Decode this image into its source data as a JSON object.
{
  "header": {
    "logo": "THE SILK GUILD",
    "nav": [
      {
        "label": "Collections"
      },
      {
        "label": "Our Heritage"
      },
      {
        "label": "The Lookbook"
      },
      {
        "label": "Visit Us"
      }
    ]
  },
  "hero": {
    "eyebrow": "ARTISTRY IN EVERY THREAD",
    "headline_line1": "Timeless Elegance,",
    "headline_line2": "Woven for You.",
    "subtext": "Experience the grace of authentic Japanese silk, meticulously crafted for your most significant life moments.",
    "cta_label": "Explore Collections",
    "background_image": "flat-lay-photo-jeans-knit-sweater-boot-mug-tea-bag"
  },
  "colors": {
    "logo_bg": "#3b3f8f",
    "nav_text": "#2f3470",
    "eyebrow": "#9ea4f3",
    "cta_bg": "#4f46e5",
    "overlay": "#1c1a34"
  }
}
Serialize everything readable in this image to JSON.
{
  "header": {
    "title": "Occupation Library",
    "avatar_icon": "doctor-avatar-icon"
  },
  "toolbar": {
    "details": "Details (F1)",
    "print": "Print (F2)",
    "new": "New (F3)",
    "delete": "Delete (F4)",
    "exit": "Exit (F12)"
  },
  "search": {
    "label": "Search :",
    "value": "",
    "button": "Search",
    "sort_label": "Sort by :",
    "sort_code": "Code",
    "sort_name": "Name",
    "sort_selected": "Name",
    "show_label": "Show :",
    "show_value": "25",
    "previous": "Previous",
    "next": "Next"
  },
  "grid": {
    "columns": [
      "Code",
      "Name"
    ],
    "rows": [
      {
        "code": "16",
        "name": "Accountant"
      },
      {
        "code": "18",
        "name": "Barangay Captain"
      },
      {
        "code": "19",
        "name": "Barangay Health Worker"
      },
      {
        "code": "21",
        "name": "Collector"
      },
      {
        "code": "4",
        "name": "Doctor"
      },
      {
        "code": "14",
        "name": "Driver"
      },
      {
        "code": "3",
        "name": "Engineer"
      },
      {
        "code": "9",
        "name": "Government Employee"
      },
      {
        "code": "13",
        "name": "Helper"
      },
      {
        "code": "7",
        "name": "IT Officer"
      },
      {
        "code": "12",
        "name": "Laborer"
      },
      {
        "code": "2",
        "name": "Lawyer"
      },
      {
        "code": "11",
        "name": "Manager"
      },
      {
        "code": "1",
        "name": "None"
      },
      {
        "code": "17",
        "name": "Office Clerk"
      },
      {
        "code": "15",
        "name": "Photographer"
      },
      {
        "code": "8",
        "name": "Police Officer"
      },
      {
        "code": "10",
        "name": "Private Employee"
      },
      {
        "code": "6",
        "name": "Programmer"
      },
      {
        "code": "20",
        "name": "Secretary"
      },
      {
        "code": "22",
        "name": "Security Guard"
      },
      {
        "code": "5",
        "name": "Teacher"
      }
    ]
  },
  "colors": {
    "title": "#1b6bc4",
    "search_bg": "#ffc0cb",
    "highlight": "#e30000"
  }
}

WHAT THIS TASK INVOLVES — In the records above, find each line that holds the word "eyebrow"; copy all such lines.

ANSWER TO THE TASK —
    "eyebrow": "ARTISTRY IN EVERY THREAD",
    "eyebrow": "#9ea4f3",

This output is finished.